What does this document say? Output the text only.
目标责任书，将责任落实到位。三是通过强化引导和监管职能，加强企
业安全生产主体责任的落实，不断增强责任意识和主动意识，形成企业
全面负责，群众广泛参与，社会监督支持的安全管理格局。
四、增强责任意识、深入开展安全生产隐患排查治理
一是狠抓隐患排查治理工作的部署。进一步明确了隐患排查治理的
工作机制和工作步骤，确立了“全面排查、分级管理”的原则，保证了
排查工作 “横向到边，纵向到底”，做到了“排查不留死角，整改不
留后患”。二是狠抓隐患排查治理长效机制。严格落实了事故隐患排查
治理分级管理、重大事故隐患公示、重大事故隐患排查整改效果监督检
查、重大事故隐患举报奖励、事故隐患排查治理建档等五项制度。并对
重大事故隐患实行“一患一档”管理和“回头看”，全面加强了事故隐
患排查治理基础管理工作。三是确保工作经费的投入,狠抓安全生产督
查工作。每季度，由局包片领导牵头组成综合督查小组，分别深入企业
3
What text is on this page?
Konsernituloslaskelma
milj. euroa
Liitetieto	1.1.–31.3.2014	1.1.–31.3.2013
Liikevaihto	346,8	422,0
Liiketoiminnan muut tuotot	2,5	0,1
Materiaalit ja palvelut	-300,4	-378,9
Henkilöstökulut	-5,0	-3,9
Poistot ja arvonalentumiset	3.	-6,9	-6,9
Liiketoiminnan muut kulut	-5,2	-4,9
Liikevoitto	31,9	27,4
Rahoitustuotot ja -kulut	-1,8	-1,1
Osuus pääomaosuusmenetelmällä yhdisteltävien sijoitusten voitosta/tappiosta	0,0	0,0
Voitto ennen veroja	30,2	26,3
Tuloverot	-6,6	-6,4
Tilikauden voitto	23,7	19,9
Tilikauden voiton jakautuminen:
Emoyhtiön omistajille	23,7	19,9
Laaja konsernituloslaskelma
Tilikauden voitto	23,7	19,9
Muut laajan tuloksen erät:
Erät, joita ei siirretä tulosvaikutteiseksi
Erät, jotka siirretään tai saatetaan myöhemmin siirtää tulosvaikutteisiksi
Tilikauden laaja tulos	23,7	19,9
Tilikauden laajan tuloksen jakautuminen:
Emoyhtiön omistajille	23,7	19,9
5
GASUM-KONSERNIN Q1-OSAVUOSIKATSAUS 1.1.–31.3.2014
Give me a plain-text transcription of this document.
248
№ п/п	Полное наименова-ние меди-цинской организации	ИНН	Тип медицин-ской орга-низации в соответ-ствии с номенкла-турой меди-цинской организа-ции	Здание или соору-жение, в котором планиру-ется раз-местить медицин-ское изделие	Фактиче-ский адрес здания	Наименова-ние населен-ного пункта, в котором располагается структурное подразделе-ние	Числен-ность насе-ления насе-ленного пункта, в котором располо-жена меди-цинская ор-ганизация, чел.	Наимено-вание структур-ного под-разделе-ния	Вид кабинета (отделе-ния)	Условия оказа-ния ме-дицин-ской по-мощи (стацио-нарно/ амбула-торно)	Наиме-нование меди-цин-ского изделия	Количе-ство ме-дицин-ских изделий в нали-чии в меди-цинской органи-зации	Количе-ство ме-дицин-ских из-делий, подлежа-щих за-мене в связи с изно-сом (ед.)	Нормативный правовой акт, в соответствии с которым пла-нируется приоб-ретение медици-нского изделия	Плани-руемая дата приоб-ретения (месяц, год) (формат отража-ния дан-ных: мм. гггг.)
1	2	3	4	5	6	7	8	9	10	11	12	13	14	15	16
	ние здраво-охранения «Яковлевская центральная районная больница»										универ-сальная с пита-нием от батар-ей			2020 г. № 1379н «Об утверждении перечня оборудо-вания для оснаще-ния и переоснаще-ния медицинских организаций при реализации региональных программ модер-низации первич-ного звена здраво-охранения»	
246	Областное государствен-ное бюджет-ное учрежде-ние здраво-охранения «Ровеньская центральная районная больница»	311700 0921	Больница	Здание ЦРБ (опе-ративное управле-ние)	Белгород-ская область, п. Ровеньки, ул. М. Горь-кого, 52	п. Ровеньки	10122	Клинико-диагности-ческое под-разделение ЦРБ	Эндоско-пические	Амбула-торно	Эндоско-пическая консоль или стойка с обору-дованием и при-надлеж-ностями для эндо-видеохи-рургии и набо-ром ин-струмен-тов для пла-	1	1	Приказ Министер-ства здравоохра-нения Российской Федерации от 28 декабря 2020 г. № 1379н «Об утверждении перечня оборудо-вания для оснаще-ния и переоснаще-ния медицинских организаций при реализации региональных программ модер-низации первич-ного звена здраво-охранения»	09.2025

---------------

▸ DO THIS
Pick out each line that holds the string "document".

▸ RESULT BELOW
What does this document say? Output the text only.
Give me a plain-text transcription of this document.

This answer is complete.